RECORD EXTRACTS:
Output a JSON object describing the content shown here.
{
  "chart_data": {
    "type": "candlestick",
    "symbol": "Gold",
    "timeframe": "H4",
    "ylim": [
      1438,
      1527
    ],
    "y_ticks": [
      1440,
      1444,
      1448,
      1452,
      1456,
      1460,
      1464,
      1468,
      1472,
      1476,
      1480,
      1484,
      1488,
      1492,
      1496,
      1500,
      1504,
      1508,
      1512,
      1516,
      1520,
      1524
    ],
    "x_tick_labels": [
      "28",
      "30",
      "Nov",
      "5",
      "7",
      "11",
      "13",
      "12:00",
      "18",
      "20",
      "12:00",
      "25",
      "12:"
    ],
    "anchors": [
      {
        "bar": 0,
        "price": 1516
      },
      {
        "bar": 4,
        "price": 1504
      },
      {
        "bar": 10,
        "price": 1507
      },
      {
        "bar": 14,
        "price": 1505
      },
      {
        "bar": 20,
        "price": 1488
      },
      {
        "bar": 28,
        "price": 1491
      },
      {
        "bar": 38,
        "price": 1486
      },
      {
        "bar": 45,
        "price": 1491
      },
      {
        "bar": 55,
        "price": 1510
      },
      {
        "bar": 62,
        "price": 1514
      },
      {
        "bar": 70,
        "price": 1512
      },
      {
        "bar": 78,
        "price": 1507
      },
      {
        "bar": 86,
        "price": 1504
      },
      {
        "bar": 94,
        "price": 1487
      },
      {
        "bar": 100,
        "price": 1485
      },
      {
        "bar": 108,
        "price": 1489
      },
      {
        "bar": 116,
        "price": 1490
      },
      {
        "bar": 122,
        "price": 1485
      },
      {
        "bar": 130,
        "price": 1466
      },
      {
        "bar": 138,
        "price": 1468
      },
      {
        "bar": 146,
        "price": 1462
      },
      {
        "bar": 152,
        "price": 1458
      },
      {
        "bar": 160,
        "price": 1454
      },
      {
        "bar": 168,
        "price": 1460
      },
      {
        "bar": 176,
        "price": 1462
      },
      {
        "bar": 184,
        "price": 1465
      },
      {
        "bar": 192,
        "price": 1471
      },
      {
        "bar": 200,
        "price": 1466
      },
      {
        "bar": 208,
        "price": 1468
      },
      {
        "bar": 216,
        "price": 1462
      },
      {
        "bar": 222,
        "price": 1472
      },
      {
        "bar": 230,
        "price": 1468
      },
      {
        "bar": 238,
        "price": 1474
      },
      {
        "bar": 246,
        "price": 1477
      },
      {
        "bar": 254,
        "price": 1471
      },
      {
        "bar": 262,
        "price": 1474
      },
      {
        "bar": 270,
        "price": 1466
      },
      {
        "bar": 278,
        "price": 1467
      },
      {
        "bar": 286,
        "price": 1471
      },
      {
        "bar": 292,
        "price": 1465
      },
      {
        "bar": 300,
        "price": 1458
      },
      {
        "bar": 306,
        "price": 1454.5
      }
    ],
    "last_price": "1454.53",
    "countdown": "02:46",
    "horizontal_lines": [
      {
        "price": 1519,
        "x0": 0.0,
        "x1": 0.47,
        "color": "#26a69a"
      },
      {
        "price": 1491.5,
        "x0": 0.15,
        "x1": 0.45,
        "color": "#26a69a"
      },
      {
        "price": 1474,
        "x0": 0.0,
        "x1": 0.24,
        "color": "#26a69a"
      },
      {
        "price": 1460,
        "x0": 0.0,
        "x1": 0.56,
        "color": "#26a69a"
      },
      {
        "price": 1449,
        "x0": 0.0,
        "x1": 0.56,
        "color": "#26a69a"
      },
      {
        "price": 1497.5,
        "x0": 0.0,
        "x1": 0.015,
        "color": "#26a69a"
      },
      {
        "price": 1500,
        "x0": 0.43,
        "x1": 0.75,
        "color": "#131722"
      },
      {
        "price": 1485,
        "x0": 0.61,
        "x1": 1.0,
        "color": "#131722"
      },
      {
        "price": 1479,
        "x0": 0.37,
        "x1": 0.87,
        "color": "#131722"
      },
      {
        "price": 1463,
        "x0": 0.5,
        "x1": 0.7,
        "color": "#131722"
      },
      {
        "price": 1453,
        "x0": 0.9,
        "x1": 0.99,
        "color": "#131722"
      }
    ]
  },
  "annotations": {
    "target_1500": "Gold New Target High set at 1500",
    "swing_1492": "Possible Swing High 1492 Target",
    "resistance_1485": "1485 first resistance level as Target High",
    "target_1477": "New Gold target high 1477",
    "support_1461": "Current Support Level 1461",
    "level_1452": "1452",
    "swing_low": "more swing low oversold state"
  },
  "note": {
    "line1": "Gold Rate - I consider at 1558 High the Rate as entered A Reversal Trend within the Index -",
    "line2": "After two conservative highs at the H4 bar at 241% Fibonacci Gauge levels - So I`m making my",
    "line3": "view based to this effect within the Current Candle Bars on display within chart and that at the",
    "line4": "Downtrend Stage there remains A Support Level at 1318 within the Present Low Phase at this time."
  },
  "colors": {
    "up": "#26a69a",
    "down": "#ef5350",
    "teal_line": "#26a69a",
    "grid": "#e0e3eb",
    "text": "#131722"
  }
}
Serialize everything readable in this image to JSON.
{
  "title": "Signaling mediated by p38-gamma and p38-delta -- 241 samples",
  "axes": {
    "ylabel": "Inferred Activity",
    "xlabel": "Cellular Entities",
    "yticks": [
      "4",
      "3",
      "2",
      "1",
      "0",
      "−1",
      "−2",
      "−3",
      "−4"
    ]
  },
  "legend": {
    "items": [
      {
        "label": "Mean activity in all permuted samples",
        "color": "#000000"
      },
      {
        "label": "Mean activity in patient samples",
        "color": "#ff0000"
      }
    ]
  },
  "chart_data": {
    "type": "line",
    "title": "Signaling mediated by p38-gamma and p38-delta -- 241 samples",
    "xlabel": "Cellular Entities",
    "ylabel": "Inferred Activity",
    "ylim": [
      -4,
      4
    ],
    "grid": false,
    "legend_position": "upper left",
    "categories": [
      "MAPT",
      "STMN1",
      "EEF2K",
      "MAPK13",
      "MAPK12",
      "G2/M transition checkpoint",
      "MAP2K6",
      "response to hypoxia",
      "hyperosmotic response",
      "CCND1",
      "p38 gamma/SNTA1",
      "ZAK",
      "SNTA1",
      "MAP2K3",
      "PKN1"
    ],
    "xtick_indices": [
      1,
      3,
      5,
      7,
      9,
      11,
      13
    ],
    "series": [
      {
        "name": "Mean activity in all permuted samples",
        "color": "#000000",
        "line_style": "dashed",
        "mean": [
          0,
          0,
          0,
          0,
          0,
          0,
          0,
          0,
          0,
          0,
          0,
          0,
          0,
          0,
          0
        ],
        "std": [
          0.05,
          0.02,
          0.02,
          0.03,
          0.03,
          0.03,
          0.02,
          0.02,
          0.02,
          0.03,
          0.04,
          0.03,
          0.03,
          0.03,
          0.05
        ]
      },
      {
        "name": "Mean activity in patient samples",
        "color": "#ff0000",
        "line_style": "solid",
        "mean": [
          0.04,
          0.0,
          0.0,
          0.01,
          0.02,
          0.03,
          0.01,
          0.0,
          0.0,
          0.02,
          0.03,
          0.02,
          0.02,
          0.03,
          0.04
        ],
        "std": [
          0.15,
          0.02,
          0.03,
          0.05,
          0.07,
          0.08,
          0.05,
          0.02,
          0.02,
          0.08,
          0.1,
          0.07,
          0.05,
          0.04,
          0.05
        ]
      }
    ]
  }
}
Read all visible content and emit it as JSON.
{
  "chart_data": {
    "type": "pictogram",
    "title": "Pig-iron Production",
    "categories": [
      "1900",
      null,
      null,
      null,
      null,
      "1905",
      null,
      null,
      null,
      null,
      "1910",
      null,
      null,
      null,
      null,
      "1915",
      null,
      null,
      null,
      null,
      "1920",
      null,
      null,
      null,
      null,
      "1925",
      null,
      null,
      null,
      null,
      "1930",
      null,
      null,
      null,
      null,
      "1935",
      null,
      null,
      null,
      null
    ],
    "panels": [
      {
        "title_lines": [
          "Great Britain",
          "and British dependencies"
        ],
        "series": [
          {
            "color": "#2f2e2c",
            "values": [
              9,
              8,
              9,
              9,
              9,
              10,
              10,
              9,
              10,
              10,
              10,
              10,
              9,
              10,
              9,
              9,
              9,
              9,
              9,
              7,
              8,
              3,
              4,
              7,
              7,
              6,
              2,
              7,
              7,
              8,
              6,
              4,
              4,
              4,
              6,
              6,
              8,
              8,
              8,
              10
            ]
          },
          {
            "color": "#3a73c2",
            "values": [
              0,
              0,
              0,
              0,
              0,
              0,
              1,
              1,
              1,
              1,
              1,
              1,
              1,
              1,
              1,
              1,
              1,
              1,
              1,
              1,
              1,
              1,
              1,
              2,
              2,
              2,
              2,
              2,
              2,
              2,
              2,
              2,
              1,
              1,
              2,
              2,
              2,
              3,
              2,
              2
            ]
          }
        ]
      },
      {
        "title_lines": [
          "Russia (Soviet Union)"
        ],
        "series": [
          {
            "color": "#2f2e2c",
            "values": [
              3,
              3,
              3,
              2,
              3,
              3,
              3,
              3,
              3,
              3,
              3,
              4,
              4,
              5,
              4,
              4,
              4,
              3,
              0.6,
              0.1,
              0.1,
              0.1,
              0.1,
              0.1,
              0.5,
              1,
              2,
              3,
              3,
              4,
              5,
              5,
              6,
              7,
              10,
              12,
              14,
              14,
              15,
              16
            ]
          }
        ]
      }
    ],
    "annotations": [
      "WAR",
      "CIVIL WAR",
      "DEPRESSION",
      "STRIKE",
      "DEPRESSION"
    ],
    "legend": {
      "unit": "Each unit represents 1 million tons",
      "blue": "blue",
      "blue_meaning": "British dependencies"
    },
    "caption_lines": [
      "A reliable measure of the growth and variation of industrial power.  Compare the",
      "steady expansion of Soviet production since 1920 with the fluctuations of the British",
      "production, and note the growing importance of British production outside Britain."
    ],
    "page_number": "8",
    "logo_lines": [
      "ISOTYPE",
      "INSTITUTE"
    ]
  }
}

SHORT EXERCISE: Pick out every line of the listing containing the word "mediated", and show those lines.

EXPECTED ANSWER:
  "title": "Signaling mediated by p38-gamma and p38-delta -- 241 samples",
    "title": "Signaling mediated by p38-gamma and p38-delta -- 241 samples",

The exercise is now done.